• EXCERTO PARA LEITURA:

§ §

Por outro lado, num nível global, a sociedade neoliberal e planetária crispada por divisões educacionais, sociais, económicas ou religiosas que, como o caso português bem traduz, parecem traduzir uma sufocação das identidades nacionais. Mais parece que só não vivemos uma guerra à escala planetária porque só existe uma única superpotência. Estamos felizes com os produtos e valores que os donos do mundo nos propõem? Estas questões refletem-se na conflitualidade da escola.
Vivemos uma pedagogia sem valores… Quando isso acontece o sentido da existência desvanece…
Ensinar é importante, mas fundamental é Educar para a cidadania!
Concordo em absoluto com a rosa. Um bom texto de reflexão.

§ §

• REGISTOS APRESENTADOS:

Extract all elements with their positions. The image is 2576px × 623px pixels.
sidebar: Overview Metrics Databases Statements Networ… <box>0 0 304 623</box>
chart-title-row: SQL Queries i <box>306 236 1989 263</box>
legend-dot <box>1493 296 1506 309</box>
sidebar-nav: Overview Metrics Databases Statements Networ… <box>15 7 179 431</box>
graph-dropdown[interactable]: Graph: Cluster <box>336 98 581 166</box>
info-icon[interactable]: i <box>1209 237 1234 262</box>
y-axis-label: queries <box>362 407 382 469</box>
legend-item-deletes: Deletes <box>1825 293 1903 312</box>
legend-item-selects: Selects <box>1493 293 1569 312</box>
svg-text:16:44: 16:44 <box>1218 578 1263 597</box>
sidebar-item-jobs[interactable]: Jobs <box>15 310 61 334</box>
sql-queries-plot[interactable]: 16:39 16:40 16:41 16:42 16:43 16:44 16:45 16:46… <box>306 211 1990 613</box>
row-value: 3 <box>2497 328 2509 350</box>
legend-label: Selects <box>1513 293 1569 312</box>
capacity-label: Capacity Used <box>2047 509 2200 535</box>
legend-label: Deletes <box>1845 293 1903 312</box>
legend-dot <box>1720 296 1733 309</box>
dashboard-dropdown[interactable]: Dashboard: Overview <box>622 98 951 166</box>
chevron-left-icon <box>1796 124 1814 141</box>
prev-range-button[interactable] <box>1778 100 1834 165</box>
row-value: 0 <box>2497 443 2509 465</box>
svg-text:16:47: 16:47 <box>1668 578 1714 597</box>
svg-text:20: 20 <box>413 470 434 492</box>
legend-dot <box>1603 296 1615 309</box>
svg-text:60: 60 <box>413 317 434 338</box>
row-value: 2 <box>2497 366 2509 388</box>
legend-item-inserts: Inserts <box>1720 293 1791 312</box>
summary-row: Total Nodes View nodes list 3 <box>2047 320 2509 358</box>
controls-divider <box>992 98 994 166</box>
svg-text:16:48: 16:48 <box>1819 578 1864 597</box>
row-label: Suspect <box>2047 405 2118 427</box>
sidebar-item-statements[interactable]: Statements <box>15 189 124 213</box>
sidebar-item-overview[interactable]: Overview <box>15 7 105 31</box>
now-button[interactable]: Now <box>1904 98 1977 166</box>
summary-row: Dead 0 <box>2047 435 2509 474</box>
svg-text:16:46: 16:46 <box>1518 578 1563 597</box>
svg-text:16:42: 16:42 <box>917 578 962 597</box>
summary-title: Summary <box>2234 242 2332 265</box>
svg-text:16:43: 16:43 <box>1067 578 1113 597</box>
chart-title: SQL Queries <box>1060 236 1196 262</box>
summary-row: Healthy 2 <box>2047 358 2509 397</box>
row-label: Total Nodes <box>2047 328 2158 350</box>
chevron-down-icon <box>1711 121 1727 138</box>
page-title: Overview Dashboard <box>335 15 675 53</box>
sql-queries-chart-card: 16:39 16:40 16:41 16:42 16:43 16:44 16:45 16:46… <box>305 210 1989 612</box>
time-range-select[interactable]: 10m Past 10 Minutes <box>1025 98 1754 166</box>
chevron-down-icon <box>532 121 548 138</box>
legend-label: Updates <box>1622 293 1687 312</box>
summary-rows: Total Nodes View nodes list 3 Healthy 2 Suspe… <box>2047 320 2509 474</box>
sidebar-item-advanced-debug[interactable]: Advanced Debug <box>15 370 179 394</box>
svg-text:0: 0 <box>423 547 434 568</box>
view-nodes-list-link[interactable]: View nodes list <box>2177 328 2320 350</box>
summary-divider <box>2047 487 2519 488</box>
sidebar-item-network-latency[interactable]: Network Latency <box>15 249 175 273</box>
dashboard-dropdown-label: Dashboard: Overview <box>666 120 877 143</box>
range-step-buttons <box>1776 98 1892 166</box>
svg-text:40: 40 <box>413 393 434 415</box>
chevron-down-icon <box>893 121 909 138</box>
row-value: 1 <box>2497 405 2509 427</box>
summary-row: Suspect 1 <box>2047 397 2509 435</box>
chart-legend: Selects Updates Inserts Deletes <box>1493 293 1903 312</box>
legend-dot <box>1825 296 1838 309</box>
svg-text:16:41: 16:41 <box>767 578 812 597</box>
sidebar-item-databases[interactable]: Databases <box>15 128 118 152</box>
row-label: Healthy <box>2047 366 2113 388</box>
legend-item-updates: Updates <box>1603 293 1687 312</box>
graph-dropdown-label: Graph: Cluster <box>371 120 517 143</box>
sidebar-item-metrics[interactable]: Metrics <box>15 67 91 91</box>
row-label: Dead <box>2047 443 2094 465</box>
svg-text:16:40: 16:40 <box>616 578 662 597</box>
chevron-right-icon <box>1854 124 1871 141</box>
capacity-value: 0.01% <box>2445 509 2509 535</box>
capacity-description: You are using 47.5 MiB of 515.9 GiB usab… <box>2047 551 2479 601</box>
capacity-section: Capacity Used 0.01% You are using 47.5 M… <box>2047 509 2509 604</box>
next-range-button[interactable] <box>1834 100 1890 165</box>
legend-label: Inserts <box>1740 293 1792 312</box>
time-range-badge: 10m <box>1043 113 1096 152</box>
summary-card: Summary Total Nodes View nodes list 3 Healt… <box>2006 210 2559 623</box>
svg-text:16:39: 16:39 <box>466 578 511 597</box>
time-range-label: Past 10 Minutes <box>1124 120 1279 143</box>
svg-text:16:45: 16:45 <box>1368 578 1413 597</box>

§ §

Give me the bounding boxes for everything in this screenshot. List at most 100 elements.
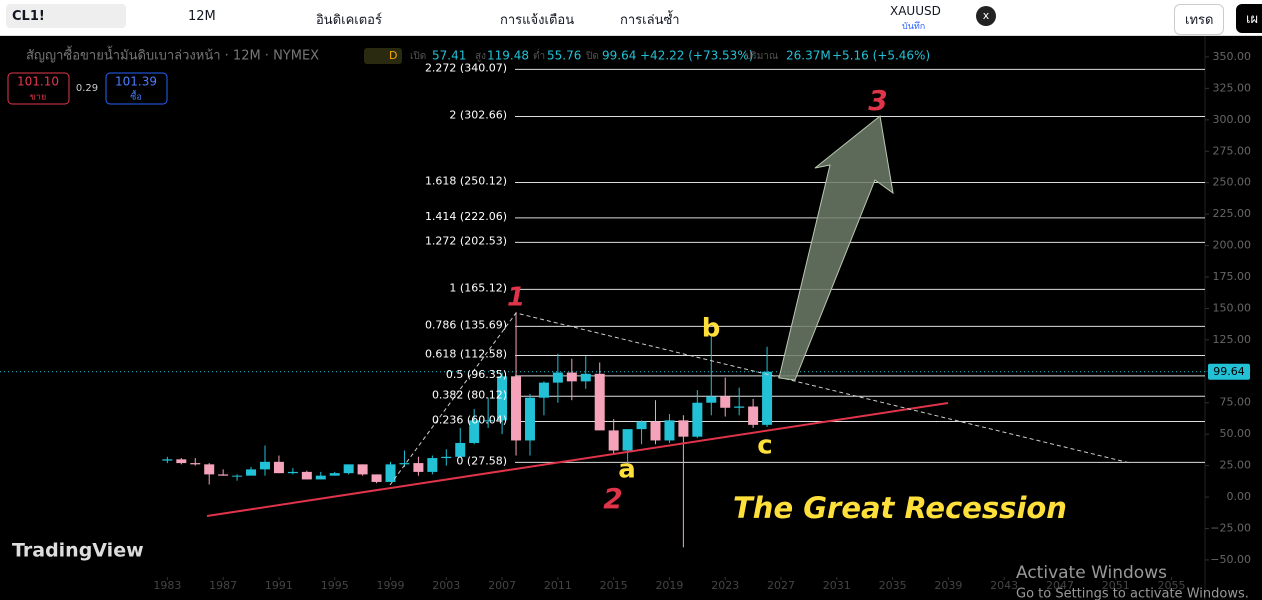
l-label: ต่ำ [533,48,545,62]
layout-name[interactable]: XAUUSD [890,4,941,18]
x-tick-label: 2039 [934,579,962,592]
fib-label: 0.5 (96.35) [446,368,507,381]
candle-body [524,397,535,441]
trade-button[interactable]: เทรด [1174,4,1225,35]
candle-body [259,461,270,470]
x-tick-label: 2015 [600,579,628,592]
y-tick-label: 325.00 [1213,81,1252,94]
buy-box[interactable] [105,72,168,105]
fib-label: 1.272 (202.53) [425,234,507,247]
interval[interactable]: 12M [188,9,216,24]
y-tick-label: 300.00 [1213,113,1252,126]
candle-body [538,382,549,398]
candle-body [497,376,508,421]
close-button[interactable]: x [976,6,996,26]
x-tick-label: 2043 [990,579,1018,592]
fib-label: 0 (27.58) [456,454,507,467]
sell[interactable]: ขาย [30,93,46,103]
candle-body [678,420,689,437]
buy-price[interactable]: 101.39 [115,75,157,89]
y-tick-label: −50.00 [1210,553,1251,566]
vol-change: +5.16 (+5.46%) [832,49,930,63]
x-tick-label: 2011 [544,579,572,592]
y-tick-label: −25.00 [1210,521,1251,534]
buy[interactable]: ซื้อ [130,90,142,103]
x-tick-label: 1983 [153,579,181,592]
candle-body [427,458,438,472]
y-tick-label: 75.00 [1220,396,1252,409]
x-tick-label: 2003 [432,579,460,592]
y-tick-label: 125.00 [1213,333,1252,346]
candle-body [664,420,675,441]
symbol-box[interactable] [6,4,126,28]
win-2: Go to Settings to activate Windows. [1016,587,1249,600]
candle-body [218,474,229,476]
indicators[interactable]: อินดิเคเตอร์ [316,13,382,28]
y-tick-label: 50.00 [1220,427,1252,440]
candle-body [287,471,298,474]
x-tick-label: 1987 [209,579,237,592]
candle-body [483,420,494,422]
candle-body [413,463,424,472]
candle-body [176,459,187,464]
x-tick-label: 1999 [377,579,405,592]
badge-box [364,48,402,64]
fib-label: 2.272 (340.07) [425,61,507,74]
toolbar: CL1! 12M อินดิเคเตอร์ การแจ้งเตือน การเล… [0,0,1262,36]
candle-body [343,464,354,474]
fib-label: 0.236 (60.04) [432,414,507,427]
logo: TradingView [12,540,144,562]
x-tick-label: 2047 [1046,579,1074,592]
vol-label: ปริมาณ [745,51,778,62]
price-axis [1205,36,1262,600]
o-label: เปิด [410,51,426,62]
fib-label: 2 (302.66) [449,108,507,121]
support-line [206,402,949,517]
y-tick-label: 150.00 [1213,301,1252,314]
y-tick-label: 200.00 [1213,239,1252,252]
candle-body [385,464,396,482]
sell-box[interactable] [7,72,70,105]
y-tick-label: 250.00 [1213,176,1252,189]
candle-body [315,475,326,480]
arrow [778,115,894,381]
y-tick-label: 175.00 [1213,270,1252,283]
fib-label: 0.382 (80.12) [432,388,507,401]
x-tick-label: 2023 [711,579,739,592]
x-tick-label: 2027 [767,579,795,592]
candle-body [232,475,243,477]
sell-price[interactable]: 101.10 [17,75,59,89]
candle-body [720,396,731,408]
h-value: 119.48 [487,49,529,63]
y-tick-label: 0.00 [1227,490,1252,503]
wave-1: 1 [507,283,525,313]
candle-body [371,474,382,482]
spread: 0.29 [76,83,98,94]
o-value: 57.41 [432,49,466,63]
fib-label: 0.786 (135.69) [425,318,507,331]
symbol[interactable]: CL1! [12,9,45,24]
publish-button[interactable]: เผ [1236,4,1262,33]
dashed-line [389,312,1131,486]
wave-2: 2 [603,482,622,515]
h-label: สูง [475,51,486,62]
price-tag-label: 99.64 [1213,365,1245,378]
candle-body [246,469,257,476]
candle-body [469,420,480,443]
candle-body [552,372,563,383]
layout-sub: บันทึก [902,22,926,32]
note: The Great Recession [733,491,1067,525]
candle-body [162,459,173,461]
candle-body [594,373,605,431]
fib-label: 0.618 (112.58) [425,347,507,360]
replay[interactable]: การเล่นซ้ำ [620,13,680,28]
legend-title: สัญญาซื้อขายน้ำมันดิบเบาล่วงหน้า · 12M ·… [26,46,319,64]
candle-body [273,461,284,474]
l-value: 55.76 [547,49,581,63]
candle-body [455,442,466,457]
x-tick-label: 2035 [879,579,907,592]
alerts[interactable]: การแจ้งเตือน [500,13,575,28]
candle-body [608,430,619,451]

§ §

• O QUE SE PEDE:
a) De acordo com o excerto para leitura, por que motivo não se vive atualmente uma guerra à escala planetária? Responda em uma a três frases.
b) Prossiga o excerto sobre a conflitualidade da escola e a educação para a cidadania a partir do ponto em que termina.
Os registos não são necessários para realizar esta atividade.

• AS RESPOSTAS:
a) Segundo o excerto, parece que só não se vive uma guerra à escala planetária porque existe apenas uma única superpotência.

b)
Excelente comentário. Estamos a educar seres cada vez mais egoístas. Não sei onde isto vai parar, mas é normal que eles não vejam nada não passam por elas não dão valor a nada só a PACC.
Tem toda a razão. De futuro penso que podemos refletir mais seriamente sobre este assunto e fazer opções mais dignas e que valorizem tanto a nossa criatividade enquanto professores, assim como as necessidades reais dos nossos alunos, enquanto pessoas diferentes e com necessidades de aprendizagem também elas, diferentes.